EXERCISE GOAL: Below are records to transcribe exactly, without their pictures.

━━ EXTRACTED DATA

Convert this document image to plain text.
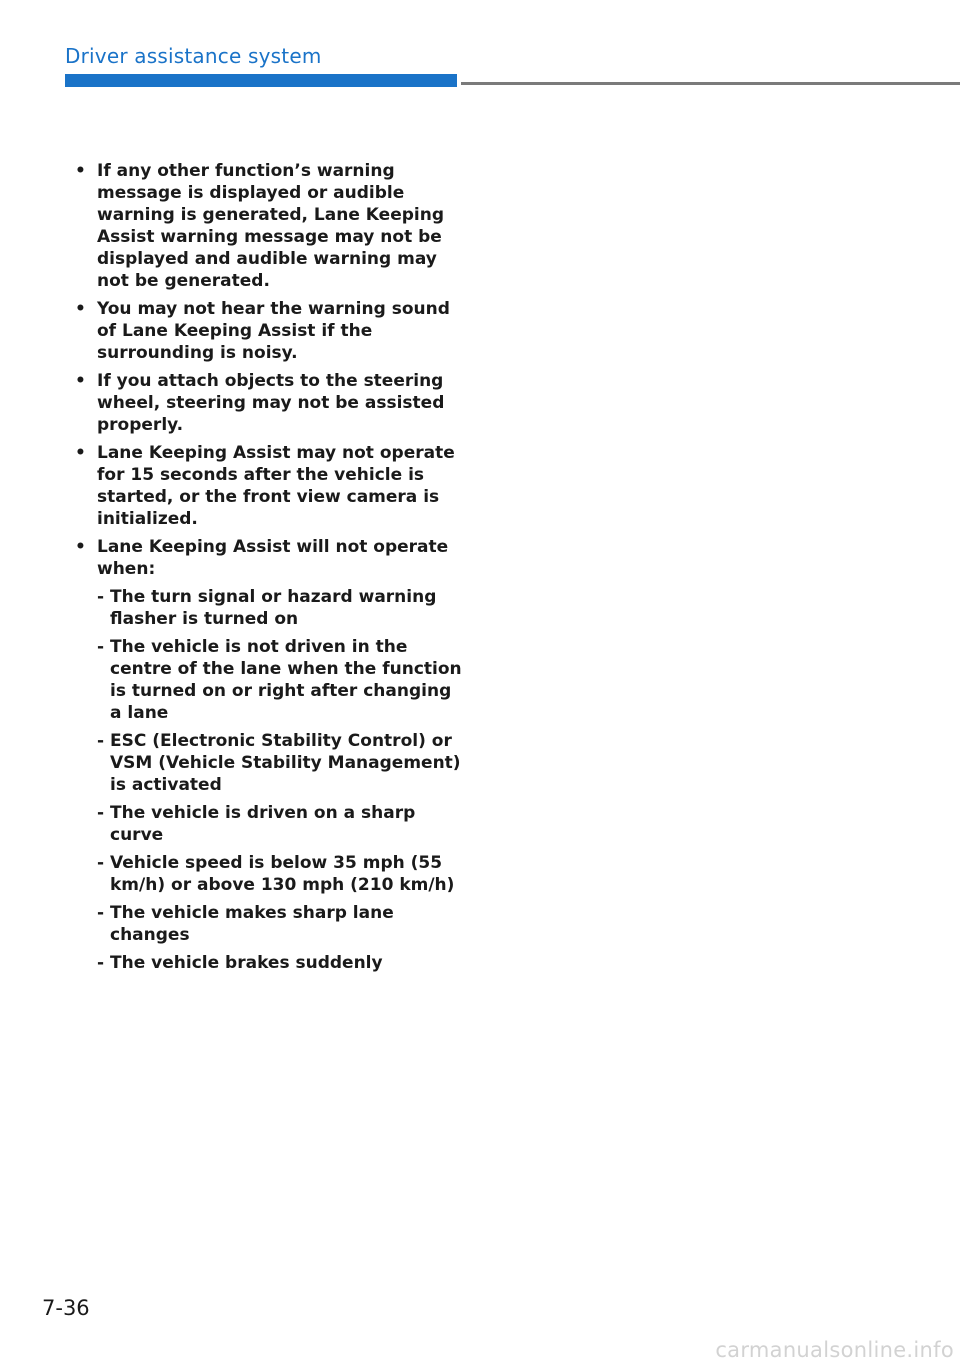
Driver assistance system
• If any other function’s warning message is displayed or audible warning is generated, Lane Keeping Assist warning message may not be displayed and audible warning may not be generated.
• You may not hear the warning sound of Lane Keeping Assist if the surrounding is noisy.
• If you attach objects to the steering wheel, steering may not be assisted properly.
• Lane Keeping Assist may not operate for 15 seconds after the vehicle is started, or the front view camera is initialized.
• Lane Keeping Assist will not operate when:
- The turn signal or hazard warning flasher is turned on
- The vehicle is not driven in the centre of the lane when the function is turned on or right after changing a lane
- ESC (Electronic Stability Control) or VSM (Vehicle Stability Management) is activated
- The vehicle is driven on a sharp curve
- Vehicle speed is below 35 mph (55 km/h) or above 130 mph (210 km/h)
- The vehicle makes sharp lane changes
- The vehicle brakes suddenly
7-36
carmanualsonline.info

━━━━

RESULT OF THIS EXERCISE:
Convert this document image to plain text.
Driver assistance system
• If any other function’s warning message is displayed or audible warning is generated, Lane Keeping Assist warning message may not be displayed and audible warning may not be generated.
• You may not hear the warning sound of Lane Keeping Assist if the surrounding is noisy.
• If you attach objects to the steering wheel, steering may not be assisted properly.
• Lane Keeping Assist may not operate for 15 seconds after the vehicle is started, or the front view camera is initialized.
• Lane Keeping Assist will not operate when:
- The turn signal or hazard warning flasher is turned on
- The vehicle is not driven in the centre of the lane when the function is turned on or right after changing a lane
- ESC (Electronic Stability Control) or VSM (Vehicle Stability Management) is activated
- The vehicle is driven on a sharp curve
- Vehicle speed is below 35 mph (55 km/h) or above 130 mph (210 km/h)
- The vehicle makes sharp lane changes
- The vehicle brakes suddenly
7-36
carmanualsonline.info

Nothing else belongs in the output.